>> Begin
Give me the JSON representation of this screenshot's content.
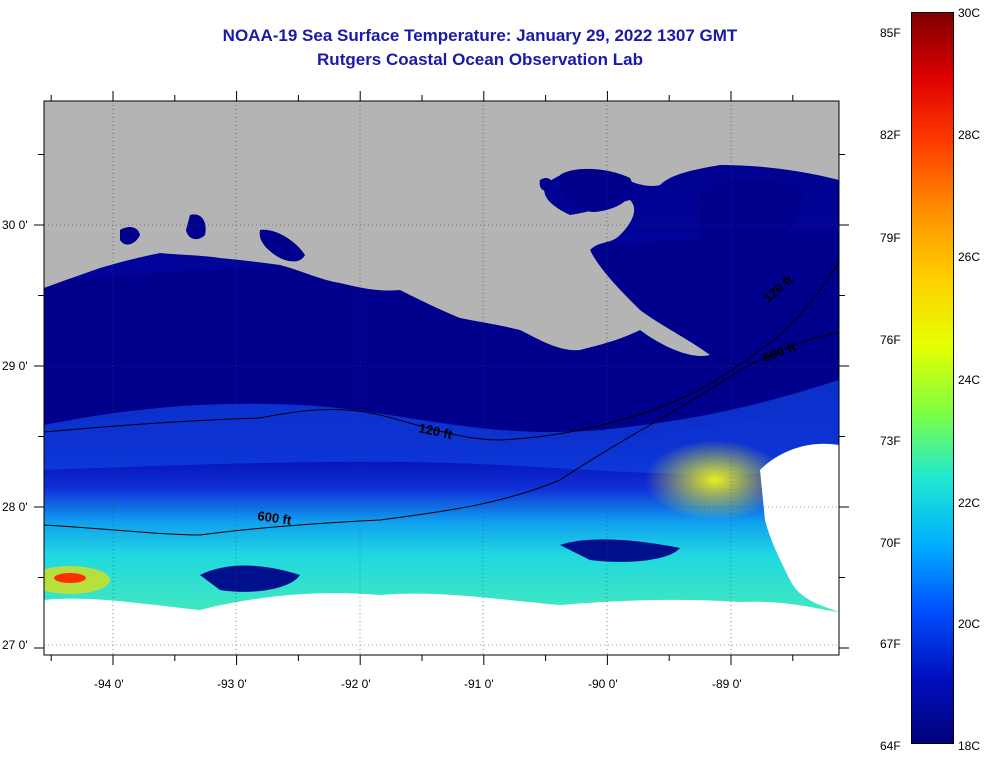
{
  "header": {
    "title": "NOAA-19 Sea Surface Temperature:  January 29, 2022 1307 GMT",
    "subtitle": "Rutgers Coastal Ocean Observation Lab"
  },
  "map": {
    "lon_labels": [
      "-94 0'",
      "-93 0'",
      "-92 0'",
      "-91 0'",
      "-90 0'",
      "-89 0'"
    ],
    "lat_labels": [
      "30 0'",
      "29 0'",
      "28 0'",
      "27 0'"
    ],
    "contour_labels": [
      "120 ft",
      "600 ft",
      "120 ft",
      "600 ft"
    ],
    "colors": {
      "land": "#b4b4b4",
      "cold_water": "#00008c",
      "cloud": "#ffffff"
    }
  },
  "colorbar": {
    "fahrenheit": [
      "85F",
      "82F",
      "79F",
      "76F",
      "73F",
      "70F",
      "67F",
      "64F"
    ],
    "celsius": [
      "30C",
      "28C",
      "26C",
      "24C",
      "22C",
      "20C",
      "18C"
    ],
    "stops": [
      "#7f0000",
      "#e00000",
      "#ff4000",
      "#ff9000",
      "#ffd000",
      "#e6ff00",
      "#80ff40",
      "#20e8d0",
      "#00b0ff",
      "#0050ff",
      "#0010c0",
      "#00007a"
    ]
  }
}
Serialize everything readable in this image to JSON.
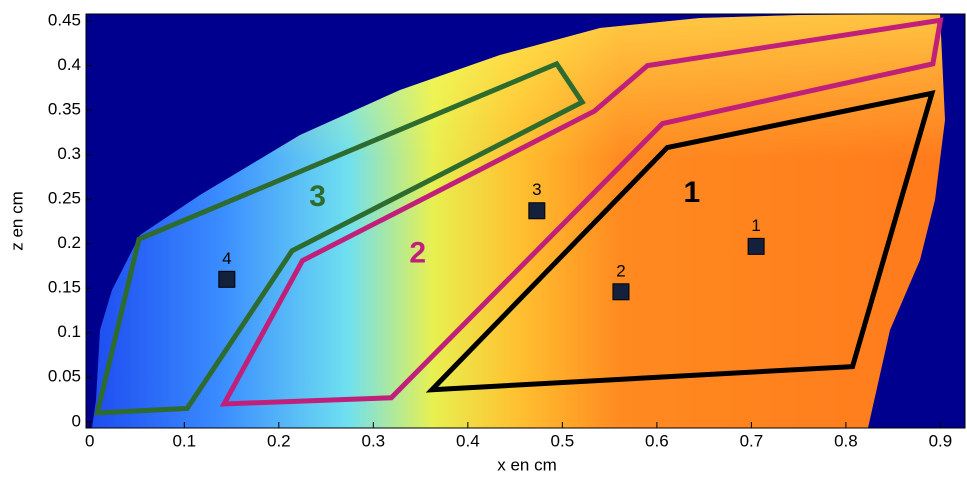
{
  "chart_data": {
    "type": "scatter",
    "xlabel": "x en cm",
    "ylabel": "z en cm",
    "xlim": [
      -0.004,
      0.926
    ],
    "ylim": [
      -0.007,
      0.458
    ],
    "xticks": [
      0,
      0.1,
      0.2,
      0.3,
      0.4,
      0.5,
      0.6,
      0.7,
      0.8,
      0.9
    ],
    "yticks": [
      0,
      0.05,
      0.1,
      0.15,
      0.2,
      0.25,
      0.3,
      0.35,
      0.4,
      0.45
    ],
    "points": {
      "labels": [
        "1",
        "2",
        "3",
        "4"
      ],
      "x": [
        0.705,
        0.562,
        0.473,
        0.145
      ],
      "y": [
        0.197,
        0.146,
        0.237,
        0.16
      ],
      "color": "#14213d"
    },
    "regions": [
      {
        "name": "1",
        "color": "#000000",
        "x": [
          0.362,
          0.611,
          0.891,
          0.807
        ],
        "y": [
          0.036,
          0.308,
          0.369,
          0.062
        ],
        "label_x": 0.637,
        "label_y": 0.256
      },
      {
        "name": "2",
        "color": "#c0207a",
        "x": [
          0.142,
          0.225,
          0.534,
          0.59,
          0.9,
          0.892,
          0.606,
          0.319
        ],
        "y": [
          0.02,
          0.181,
          0.349,
          0.4,
          0.451,
          0.402,
          0.335,
          0.027
        ],
        "label_x": 0.347,
        "label_y": 0.188
      },
      {
        "name": "3",
        "color": "#2e6b2e",
        "x": [
          0.008,
          0.052,
          0.494,
          0.521,
          0.214,
          0.103
        ],
        "y": [
          0.01,
          0.205,
          0.402,
          0.359,
          0.192,
          0.015
        ],
        "label_x": 0.241,
        "label_y": 0.251
      }
    ]
  }
}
>> End
◆ **REQUIREMENT**
Scan the data for the word "this" and copy every line where it shows up.

◆ **WRITTEN ANSWER**
Give me the JSON representation of this screenshot's content.
Serialize everything readable in this image to JSON.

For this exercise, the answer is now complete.